Work out how many lines of the listing hold the string "siedzeniu", then answer with that number and nothing else.

--- START OF Data for the task ---

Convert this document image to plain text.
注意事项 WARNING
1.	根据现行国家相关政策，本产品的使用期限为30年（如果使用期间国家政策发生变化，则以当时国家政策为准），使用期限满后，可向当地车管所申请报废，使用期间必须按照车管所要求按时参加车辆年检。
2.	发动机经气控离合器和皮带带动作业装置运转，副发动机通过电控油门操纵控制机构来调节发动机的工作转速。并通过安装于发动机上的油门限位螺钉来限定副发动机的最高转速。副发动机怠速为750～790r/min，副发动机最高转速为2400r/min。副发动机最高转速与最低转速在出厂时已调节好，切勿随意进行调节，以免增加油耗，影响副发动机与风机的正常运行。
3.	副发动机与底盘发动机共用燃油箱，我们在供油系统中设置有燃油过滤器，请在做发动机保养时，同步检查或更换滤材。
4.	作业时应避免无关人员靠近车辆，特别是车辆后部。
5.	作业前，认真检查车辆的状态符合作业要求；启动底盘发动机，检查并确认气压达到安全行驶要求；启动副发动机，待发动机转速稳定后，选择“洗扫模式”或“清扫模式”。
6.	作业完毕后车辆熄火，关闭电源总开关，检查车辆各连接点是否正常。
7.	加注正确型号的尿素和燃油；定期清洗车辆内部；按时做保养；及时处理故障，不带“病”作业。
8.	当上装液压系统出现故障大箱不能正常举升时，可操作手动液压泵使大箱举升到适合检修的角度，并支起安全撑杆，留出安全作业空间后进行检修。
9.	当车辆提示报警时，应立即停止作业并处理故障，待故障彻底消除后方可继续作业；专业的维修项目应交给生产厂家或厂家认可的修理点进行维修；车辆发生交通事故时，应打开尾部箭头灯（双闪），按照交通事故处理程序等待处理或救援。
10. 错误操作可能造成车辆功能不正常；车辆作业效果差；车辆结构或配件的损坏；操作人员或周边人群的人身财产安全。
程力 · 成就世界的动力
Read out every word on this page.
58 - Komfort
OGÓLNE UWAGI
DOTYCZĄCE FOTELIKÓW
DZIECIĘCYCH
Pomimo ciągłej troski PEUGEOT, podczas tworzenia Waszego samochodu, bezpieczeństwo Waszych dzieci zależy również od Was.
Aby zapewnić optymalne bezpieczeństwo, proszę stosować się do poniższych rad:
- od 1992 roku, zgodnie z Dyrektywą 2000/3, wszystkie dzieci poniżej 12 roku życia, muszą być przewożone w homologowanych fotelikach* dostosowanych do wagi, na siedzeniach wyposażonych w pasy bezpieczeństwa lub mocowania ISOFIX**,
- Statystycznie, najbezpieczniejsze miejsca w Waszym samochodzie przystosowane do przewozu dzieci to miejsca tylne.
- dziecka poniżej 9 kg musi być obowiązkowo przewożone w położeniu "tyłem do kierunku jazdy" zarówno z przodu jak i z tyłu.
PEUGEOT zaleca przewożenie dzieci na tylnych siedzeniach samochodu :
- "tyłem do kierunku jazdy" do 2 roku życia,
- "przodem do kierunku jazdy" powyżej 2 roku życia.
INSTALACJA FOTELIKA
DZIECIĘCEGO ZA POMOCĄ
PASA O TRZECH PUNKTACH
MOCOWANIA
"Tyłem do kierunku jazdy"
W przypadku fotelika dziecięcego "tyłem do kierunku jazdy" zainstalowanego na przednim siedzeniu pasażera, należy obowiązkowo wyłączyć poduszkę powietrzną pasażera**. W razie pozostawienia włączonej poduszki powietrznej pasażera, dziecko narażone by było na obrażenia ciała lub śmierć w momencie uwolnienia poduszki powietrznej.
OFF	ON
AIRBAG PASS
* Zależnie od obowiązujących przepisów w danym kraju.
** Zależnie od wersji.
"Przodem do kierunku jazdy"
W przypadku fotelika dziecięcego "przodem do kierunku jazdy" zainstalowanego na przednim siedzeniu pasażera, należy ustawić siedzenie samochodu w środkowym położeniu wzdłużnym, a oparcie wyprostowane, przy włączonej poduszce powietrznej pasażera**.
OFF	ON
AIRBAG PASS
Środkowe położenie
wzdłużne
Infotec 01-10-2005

--- END OF Data for the task ---

Response below: 2